Source records
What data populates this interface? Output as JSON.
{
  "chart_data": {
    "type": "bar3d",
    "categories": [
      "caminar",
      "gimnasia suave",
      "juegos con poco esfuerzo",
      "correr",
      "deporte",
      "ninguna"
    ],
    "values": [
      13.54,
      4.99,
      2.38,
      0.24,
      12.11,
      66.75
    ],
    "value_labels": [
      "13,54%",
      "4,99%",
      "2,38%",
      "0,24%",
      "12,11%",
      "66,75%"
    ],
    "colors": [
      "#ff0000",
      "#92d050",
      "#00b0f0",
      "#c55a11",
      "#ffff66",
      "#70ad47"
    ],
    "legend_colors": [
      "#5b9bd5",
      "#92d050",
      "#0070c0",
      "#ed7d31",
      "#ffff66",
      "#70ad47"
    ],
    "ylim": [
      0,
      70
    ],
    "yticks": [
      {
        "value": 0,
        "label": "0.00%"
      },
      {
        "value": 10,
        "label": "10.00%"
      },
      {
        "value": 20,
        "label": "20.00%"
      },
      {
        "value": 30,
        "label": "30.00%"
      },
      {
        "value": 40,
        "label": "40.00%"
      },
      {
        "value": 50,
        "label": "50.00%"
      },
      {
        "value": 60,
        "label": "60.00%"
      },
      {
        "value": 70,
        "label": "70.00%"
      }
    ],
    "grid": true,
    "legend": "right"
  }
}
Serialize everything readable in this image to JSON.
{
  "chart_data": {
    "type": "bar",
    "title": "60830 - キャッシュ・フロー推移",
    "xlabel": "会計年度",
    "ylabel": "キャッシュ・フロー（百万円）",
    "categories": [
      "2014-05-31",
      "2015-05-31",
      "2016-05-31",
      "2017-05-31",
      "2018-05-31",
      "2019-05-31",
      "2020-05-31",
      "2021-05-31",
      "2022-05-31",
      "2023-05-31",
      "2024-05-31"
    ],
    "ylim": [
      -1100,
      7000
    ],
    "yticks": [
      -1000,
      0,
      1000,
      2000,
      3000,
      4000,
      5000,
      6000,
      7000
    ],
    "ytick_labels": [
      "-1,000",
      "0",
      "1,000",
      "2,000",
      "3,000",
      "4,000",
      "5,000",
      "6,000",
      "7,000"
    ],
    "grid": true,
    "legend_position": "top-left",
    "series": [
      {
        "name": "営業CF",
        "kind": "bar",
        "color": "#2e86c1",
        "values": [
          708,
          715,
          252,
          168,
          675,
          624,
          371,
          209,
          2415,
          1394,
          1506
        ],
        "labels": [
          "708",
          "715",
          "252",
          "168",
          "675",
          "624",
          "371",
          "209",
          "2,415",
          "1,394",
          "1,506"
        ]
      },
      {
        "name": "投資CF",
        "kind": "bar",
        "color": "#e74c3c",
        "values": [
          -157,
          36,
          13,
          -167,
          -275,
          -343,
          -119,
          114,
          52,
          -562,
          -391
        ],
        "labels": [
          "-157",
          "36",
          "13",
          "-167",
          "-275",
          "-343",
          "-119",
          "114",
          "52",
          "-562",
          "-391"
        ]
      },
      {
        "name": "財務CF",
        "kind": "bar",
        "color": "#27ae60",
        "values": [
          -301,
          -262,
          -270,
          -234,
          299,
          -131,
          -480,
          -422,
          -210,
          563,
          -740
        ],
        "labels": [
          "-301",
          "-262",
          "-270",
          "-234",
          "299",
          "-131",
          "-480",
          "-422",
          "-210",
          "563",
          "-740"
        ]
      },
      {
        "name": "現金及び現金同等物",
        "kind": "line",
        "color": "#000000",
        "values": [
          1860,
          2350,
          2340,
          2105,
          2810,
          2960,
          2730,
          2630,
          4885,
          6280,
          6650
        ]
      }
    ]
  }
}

# [EXERCISE]
Send back all of the entries exactly, with nothing missing.

# [TASK ANSWER]
What data populates this interface? Output as JSON.
{
  "chart_data": {
    "type": "bar3d",
    "categories": [
      "caminar",
      "gimnasia suave",
      "juegos con poco esfuerzo",
      "correr",
      "deporte",
      "ninguna"
    ],
    "values": [
      13.54,
      4.99,
      2.38,
      0.24,
      12.11,
      66.75
    ],
    "value_labels": [
      "13,54%",
      "4,99%",
      "2,38%",
      "0,24%",
      "12,11%",
      "66,75%"
    ],
    "colors": [
      "#ff0000",
      "#92d050",
      "#00b0f0",
      "#c55a11",
      "#ffff66",
      "#70ad47"
    ],
    "legend_colors": [
      "#5b9bd5",
      "#92d050",
      "#0070c0",
      "#ed7d31",
      "#ffff66",
      "#70ad47"
    ],
    "ylim": [
      0,
      70
    ],
    "yticks": [
      {
        "value": 0,
        "label": "0.00%"
      },
      {
        "value": 10,
        "label": "10.00%"
      },
      {
        "value": 20,
        "label": "20.00%"
      },
      {
        "value": 30,
        "label": "30.00%"
      },
      {
        "value": 40,
        "label": "40.00%"
      },
      {
        "value": 50,
        "label": "50.00%"
      },
      {
        "value": 60,
        "label": "60.00%"
      },
      {
        "value": 70,
        "label": "70.00%"
      }
    ],
    "grid": true,
    "legend": "right"
  }
}
Serialize everything readable in this image to JSON.
{
  "chart_data": {
    "type": "bar",
    "title": "60830 - キャッシュ・フロー推移",
    "xlabel": "会計年度",
    "ylabel": "キャッシュ・フロー（百万円）",
    "categories": [
      "2014-05-31",
      "2015-05-31",
      "2016-05-31",
      "2017-05-31",
      "2018-05-31",
      "2019-05-31",
      "2020-05-31",
      "2021-05-31",
      "2022-05-31",
      "2023-05-31",
      "2024-05-31"
    ],
    "ylim": [
      -1100,
      7000
    ],
    "yticks": [
      -1000,
      0,
      1000,
      2000,
      3000,
      4000,
      5000,
      6000,
      7000
    ],
    "ytick_labels": [
      "-1,000",
      "0",
      "1,000",
      "2,000",
      "3,000",
      "4,000",
      "5,000",
      "6,000",
      "7,000"
    ],
    "grid": true,
    "legend_position": "top-left",
    "series": [
      {
        "name": "営業CF",
        "kind": "bar",
        "color": "#2e86c1",
        "values": [
          708,
          715,
          252,
          168,
          675,
          624,
          371,
          209,
          2415,
          1394,
          1506
        ],
        "labels": [
          "708",
          "715",
          "252",
          "168",
          "675",
          "624",
          "371",
          "209",
          "2,415",
          "1,394",
          "1,506"
        ]
      },
      {
        "name": "投資CF",
        "kind": "bar",
        "color": "#e74c3c",
        "values": [
          -157,
          36,
          13,
          -167,
          -275,
          -343,
          -119,
          114,
          52,
          -562,
          -391
        ],
        "labels": [
          "-157",
          "36",
          "13",
          "-167",
          "-275",
          "-343",
          "-119",
          "114",
          "52",
          "-562",
          "-391"
        ]
      },
      {
        "name": "財務CF",
        "kind": "bar",
        "color": "#27ae60",
        "values": [
          -301,
          -262,
          -270,
          -234,
          299,
          -131,
          -480,
          -422,
          -210,
          563,
          -740
        ],
        "labels": [
          "-301",
          "-262",
          "-270",
          "-234",
          "299",
          "-131",
          "-480",
          "-422",
          "-210",
          "563",
          "-740"
        ]
      },
      {
        "name": "現金及び現金同等物",
        "kind": "line",
        "color": "#000000",
        "values": [
          1860,
          2350,
          2340,
          2105,
          2810,
          2960,
          2730,
          2630,
          4885,
          6280,
          6650
        ]
      }
    ]
  }
}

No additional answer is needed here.